Given request:
Write out every entry, unchanged. Skip any picture.

● ● ● ● ●

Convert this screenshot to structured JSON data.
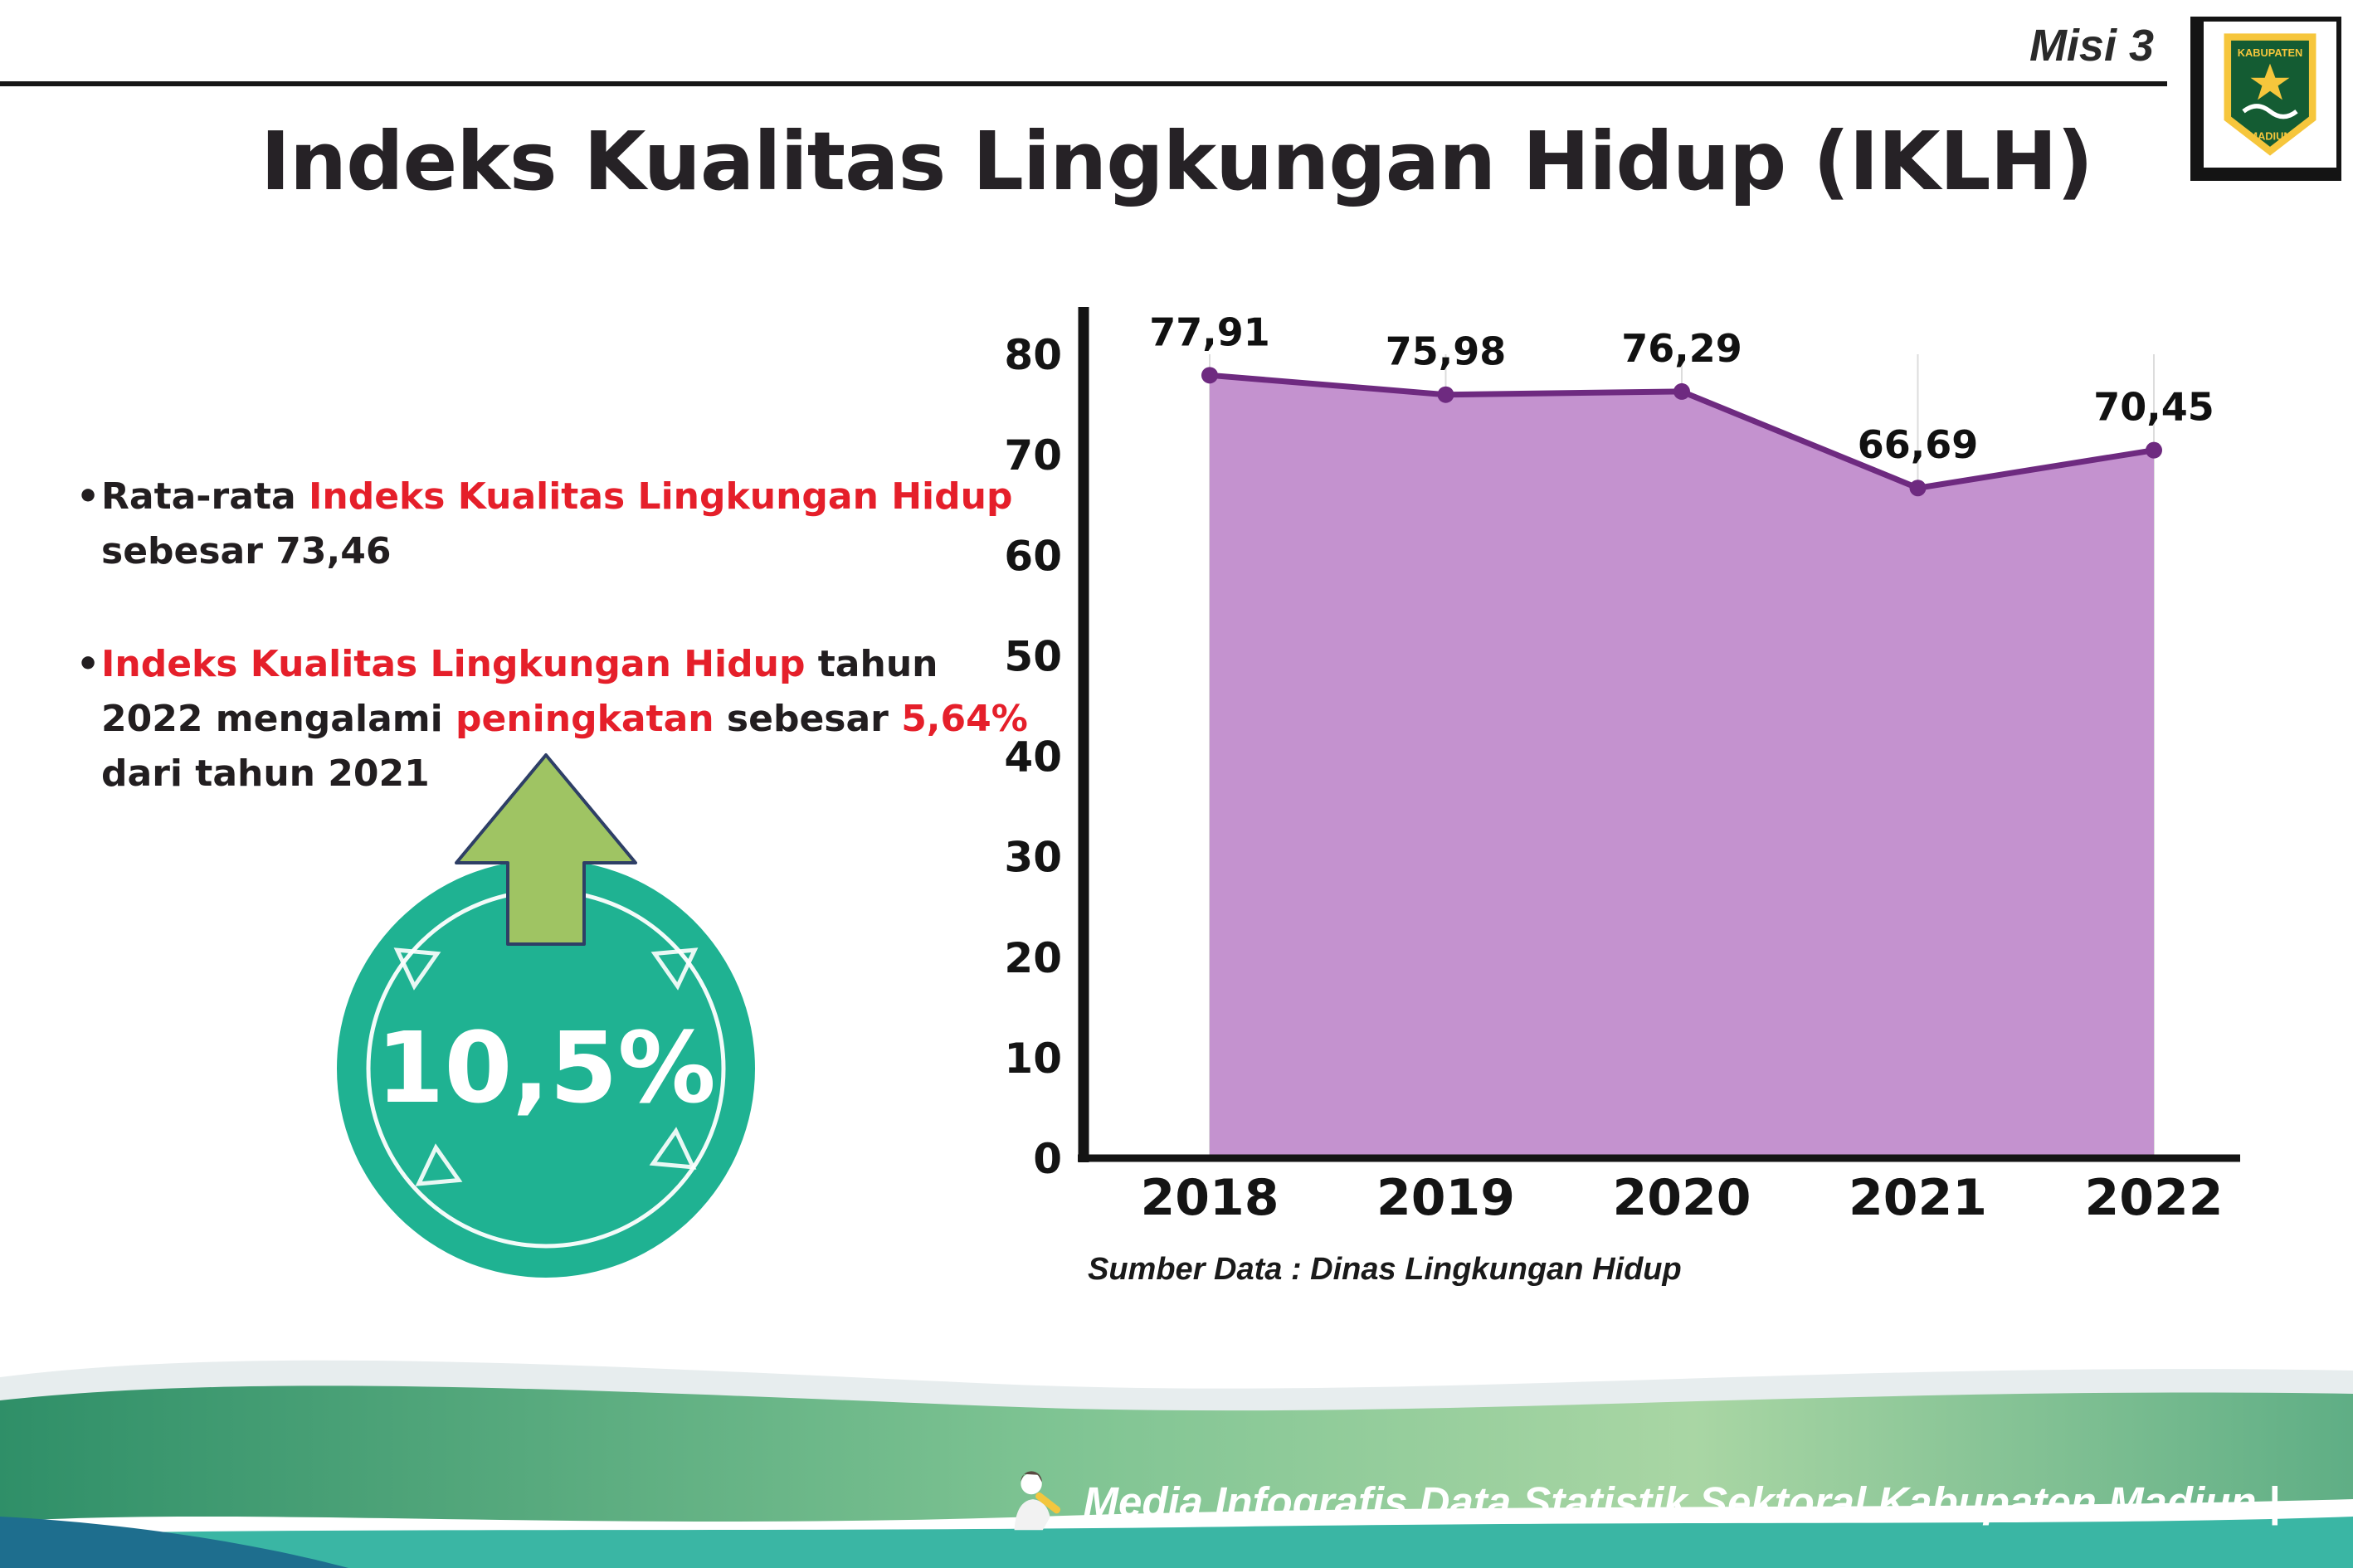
{
  "page": {
    "misi_label": "Misi 3",
    "title": "Indeks Kualitas Lingkungan Hidup (IKLH)",
    "bullet_char": "•"
  },
  "logo": {
    "top_text": "KABUPATEN",
    "bottom_text": "MADIUN"
  },
  "bullets": [
    {
      "segments": [
        {
          "text": "Rata-rata ",
          "red": false
        },
        {
          "text": "Indeks Kualitas Lingkungan Hidup",
          "red": true
        },
        {
          "text": " sebesar 73,46",
          "red": false
        }
      ]
    },
    {
      "segments": [
        {
          "text": "Indeks Kualitas Lingkungan Hidup",
          "red": true
        },
        {
          "text": " tahun 2022 mengalami ",
          "red": false
        },
        {
          "text": "peningkatan",
          "red": true
        },
        {
          "text": " sebesar ",
          "red": false
        },
        {
          "text": "5,64%",
          "red": true
        },
        {
          "text": " dari tahun 2021",
          "red": false
        }
      ]
    }
  ],
  "badge": {
    "value": "10,5%",
    "circle_color": "#1fb292",
    "arrow_color": "#9fc463",
    "arrow_outline": "#2e3f66"
  },
  "chart_data": {
    "type": "area",
    "categories": [
      "2018",
      "2019",
      "2020",
      "2021",
      "2022"
    ],
    "values": [
      77.91,
      75.98,
      76.29,
      66.69,
      70.45
    ],
    "point_labels": [
      "77,91",
      "75,98",
      "76,29",
      "66,69",
      "70,45"
    ],
    "ylim": [
      0,
      80
    ],
    "yticks": [
      0,
      10,
      20,
      30,
      40,
      50,
      60,
      70,
      80
    ],
    "grid": "vertical-light",
    "legend": "none",
    "area_fill": "#c492cf",
    "line_color": "#6e2a80",
    "source": "Sumber Data : Dinas Lingkungan Hidup"
  },
  "footer": {
    "text": "Media Infografis Data Statistik Sektoral Kabupaten Madiun |",
    "bar_color": "#3ab6a4"
  }
}
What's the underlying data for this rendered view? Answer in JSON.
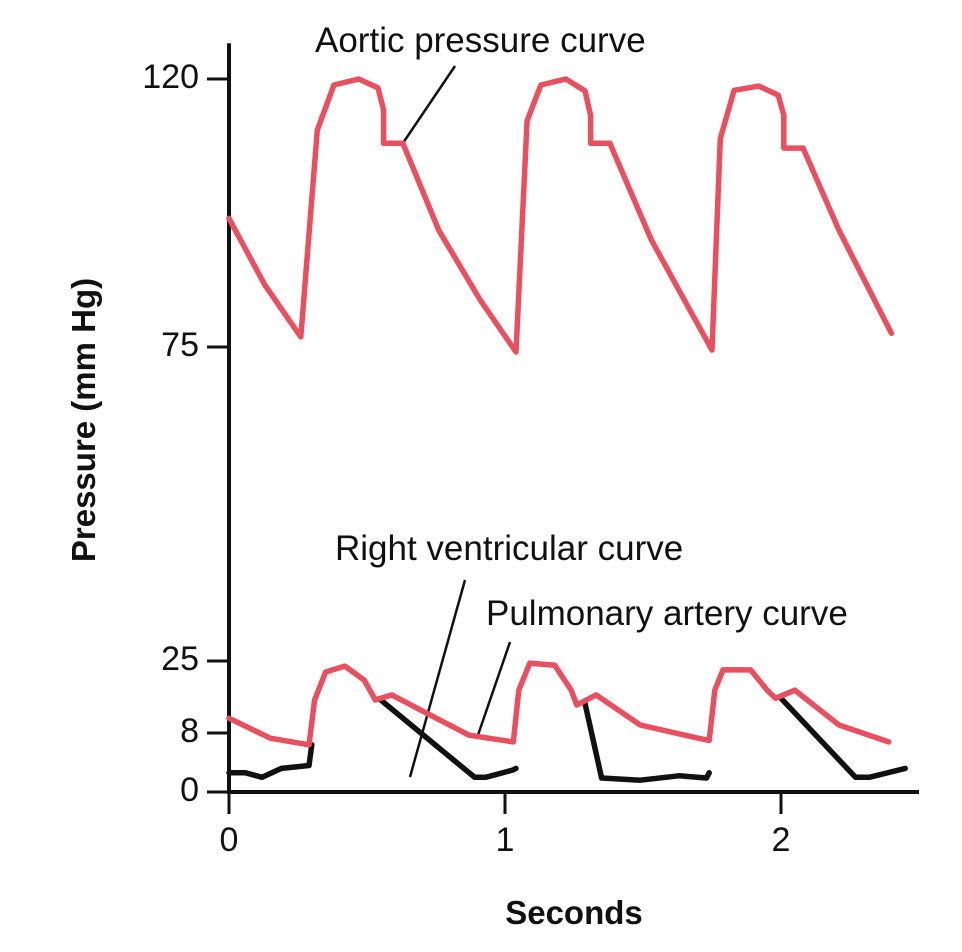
{
  "chart_data": {
    "type": "line",
    "xlabel": "Seconds",
    "ylabel": "Pressure (mm Hg)",
    "xlim": [
      0,
      2.5
    ],
    "xticks": [
      0,
      1,
      2
    ],
    "ylim": [
      0,
      126
    ],
    "yticks": [
      0,
      8,
      25,
      75,
      120
    ],
    "series": [
      {
        "name": "Right ventricular curve",
        "color": "#111111",
        "x": [
          0,
          0.06,
          0.12,
          0.19,
          0.29,
          0.3,
          0.53,
          0.55,
          0.89,
          0.93,
          1.03,
          1.04,
          1.25,
          1.29,
          1.35,
          1.49,
          1.63,
          1.73,
          1.74,
          1.98,
          2.0,
          2.27,
          2.32,
          2.45
        ],
        "values": [
          2.6,
          2.6,
          2,
          3.2,
          3.6,
          6.4,
          null,
          15.8,
          2,
          2,
          3,
          3.2,
          null,
          15,
          1.9,
          1.6,
          2.2,
          1.9,
          2.6,
          null,
          16.2,
          2,
          2,
          3.2
        ]
      },
      {
        "name": "Pulmonary artery curve",
        "color": "#e8505f",
        "x": [
          0,
          0.15,
          0.29,
          0.31,
          0.35,
          0.42,
          0.49,
          0.53,
          0.59,
          0.73,
          0.87,
          1.03,
          1.05,
          1.09,
          1.18,
          1.24,
          1.26,
          1.33,
          1.49,
          1.7,
          1.74,
          1.76,
          1.79,
          1.89,
          1.95,
          1.98,
          2.05,
          2.21,
          2.39
        ],
        "values": [
          11.5,
          7.3,
          6.4,
          15.8,
          22.4,
          23.8,
          20.5,
          15.8,
          17,
          12.2,
          7.7,
          6.8,
          18.1,
          24.5,
          24,
          18.1,
          14.6,
          17,
          9.9,
          7.3,
          7,
          18.1,
          22.9,
          22.9,
          18.1,
          16.2,
          18.1,
          9.9,
          6.8
        ]
      },
      {
        "name": "Aortic pressure curve",
        "color": "#e8505f",
        "x": [
          0,
          0.13,
          0.26,
          0.32,
          0.38,
          0.47,
          0.54,
          0.56,
          0.56,
          0.63,
          0.76,
          0.91,
          1.04,
          1.08,
          1.13,
          1.22,
          1.29,
          1.31,
          1.31,
          1.38,
          1.53,
          1.67,
          1.75,
          1.78,
          1.83,
          1.92,
          1.99,
          2.01,
          2.01,
          2.08,
          2.21,
          2.4
        ],
        "values": [
          96.6,
          85.4,
          76.7,
          111.4,
          119,
          120,
          118.5,
          114.8,
          109.2,
          109.2,
          94.6,
          82.9,
          74.2,
          113,
          119,
          120,
          118,
          113.9,
          109.2,
          109.2,
          93,
          81.2,
          74.5,
          110,
          118.1,
          118.8,
          117.3,
          113.9,
          108.4,
          108.4,
          94.6,
          77.3
        ]
      }
    ]
  }
}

● ● ● ● ●

Result for this exercise:
Convert this screenshot to structured JSON data.
{
  "page": {
    "misi_label": "Misi 3",
    "title": "Indeks Kualitas Lingkungan Hidup (IKLH)",
    "bullet_char": "•"
  },
  "logo": {
    "top_text": "KABUPATEN",
    "bottom_text": "MADIUN"
  },
  "bullets": [
    {
      "segments": [
        {
          "text": "Rata-rata ",
          "red": false
        },
        {
          "text": "Indeks Kualitas Lingkungan Hidup",
          "red": true
        },
        {
          "text": " sebesar 73,46",
          "red": false
        }
      ]
    },
    {
      "segments": [
        {
          "text": "Indeks Kualitas Lingkungan Hidup",
          "red": true
        },
        {
          "text": " tahun 2022 mengalami ",
          "red": false
        },
        {
          "text": "peningkatan",
          "red": true
        },
        {
          "text": " sebesar ",
          "red": false
        },
        {
          "text": "5,64%",
          "red": true
        },
        {
          "text": " dari tahun 2021",
          "red": false
        }
      ]
    }
  ],
  "badge": {
    "value": "10,5%",
    "circle_color": "#1fb292",
    "arrow_color": "#9fc463",
    "arrow_outline": "#2e3f66"
  },
  "chart_data": {
    "type": "area",
    "categories": [
      "2018",
      "2019",
      "2020",
      "2021",
      "2022"
    ],
    "values": [
      77.91,
      75.98,
      76.29,
      66.69,
      70.45
    ],
    "point_labels": [
      "77,91",
      "75,98",
      "76,29",
      "66,69",
      "70,45"
    ],
    "ylim": [
      0,
      80
    ],
    "yticks": [
      0,
      10,
      20,
      30,
      40,
      50,
      60,
      70,
      80
    ],
    "grid": "vertical-light",
    "legend": "none",
    "area_fill": "#c492cf",
    "line_color": "#6e2a80",
    "source": "Sumber Data : Dinas Lingkungan Hidup"
  },
  "footer": {
    "text": "Media Infografis Data Statistik Sektoral Kabupaten Madiun |",
    "bar_color": "#3ab6a4"
  }
}
What's the underlying data for this rendered view? Answer in JSON.
{
  "chart_data": {
    "type": "line",
    "xlabel": "Seconds",
    "ylabel": "Pressure (mm Hg)",
    "xlim": [
      0,
      2.5
    ],
    "xticks": [
      0,
      1,
      2
    ],
    "ylim": [
      0,
      126
    ],
    "yticks": [
      0,
      8,
      25,
      75,
      120
    ],
    "series": [
      {
        "name": "Right ventricular curve",
        "color": "#111111",
        "x": [
          0,
          0.06,
          0.12,
          0.19,
          0.29,
          0.3,
          0.53,
          0.55,
          0.89,
          0.93,
          1.03,
          1.04,
          1.25,
          1.29,
          1.35,
          1.49,
          1.63,
          1.73,
          1.74,
          1.98,
          2.0,
          2.27,
          2.32,
          2.45
        ],
        "values": [
          2.6,
          2.6,
          2,
          3.2,
          3.6,
          6.4,
          null,
          15.8,
          2,
          2,
          3,
          3.2,
          null,
          15,
          1.9,
          1.6,
          2.2,
          1.9,
          2.6,
          null,
          16.2,
          2,
          2,
          3.2
        ]
      },
      {
        "name": "Pulmonary artery curve",
        "color": "#e8505f",
        "x": [
          0,
          0.15,
          0.29,
          0.31,
          0.35,
          0.42,
          0.49,
          0.53,
          0.59,
          0.73,
          0.87,
          1.03,
          1.05,
          1.09,
          1.18,
          1.24,
          1.26,
          1.33,
          1.49,
          1.7,
          1.74,
          1.76,
          1.79,
          1.89,
          1.95,
          1.98,
          2.05,
          2.21,
          2.39
        ],
        "values": [
          11.5,
          7.3,
          6.4,
          15.8,
          22.4,
          23.8,
          20.5,
          15.8,
          17,
          12.2,
          7.7,
          6.8,
          18.1,
          24.5,
          24,
          18.1,
          14.6,
          17,
          9.9,
          7.3,
          7,
          18.1,
          22.9,
          22.9,
          18.1,
          16.2,
          18.1,
          9.9,
          6.8
        ]
      },
      {
        "name": "Aortic pressure curve",
        "color": "#e8505f",
        "x": [
          0,
          0.13,
          0.26,
          0.32,
          0.38,
          0.47,
          0.54,
          0.56,
          0.56,
          0.63,
          0.76,
          0.91,
          1.04,
          1.08,
          1.13,
          1.22,
          1.29,
          1.31,
          1.31,
          1.38,
          1.53,
          1.67,
          1.75,
          1.78,
          1.83,
          1.92,
          1.99,
          2.01,
          2.01,
          2.08,
          2.21,
          2.4
        ],
        "values": [
          96.6,
          85.4,
          76.7,
          111.4,
          119,
          120,
          118.5,
          114.8,
          109.2,
          109.2,
          94.6,
          82.9,
          74.2,
          113,
          119,
          120,
          118,
          113.9,
          109.2,
          109.2,
          93,
          81.2,
          74.5,
          110,
          118.1,
          118.8,
          117.3,
          113.9,
          108.4,
          108.4,
          94.6,
          77.3
        ]
      }
    ]
  }
}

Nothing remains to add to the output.